▶ [WORK REQUIRED]: Write out all the lines again, precisely as they stand, but without the images.

▶ [INFORMATION SUPPLIED]:
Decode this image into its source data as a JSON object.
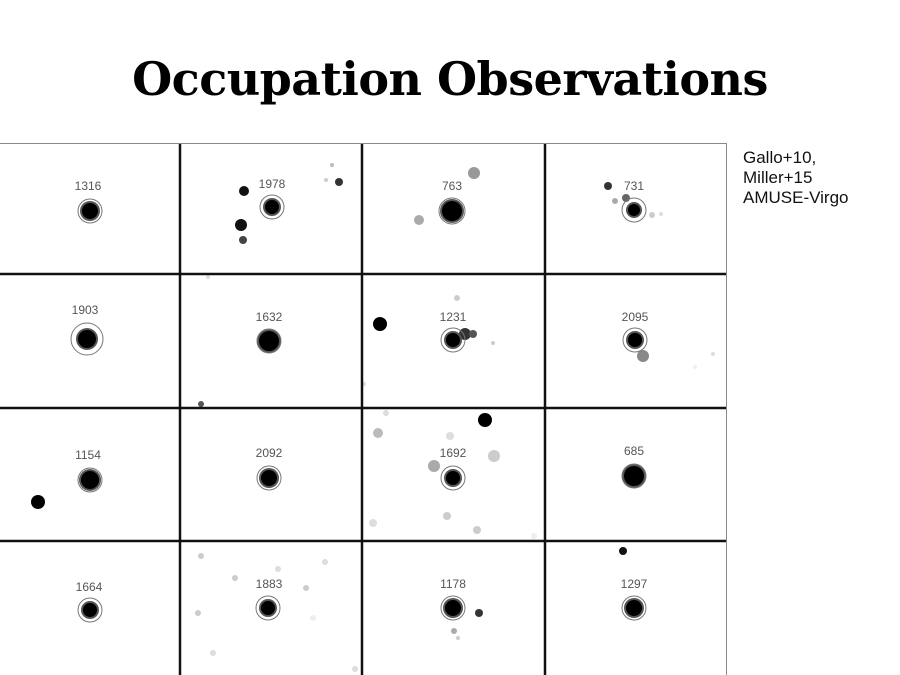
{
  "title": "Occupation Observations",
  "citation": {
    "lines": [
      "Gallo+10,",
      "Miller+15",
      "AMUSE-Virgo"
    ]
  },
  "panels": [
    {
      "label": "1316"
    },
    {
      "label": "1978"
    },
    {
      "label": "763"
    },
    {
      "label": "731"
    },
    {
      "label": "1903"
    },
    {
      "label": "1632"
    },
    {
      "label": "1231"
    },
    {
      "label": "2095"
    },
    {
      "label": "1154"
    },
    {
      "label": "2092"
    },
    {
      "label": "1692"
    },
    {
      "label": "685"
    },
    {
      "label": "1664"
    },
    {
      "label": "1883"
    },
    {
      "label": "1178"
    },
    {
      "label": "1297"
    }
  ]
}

▶ [RESULT]:
Decode this image into its source data as a JSON object.
{
  "title": "Occupation Observations",
  "citation": {
    "lines": [
      "Gallo+10,",
      "Miller+15",
      "AMUSE-Virgo"
    ]
  },
  "panels": [
    {
      "label": "1316"
    },
    {
      "label": "1978"
    },
    {
      "label": "763"
    },
    {
      "label": "731"
    },
    {
      "label": "1903"
    },
    {
      "label": "1632"
    },
    {
      "label": "1231"
    },
    {
      "label": "2095"
    },
    {
      "label": "1154"
    },
    {
      "label": "2092"
    },
    {
      "label": "1692"
    },
    {
      "label": "685"
    },
    {
      "label": "1664"
    },
    {
      "label": "1883"
    },
    {
      "label": "1178"
    },
    {
      "label": "1297"
    }
  ]
}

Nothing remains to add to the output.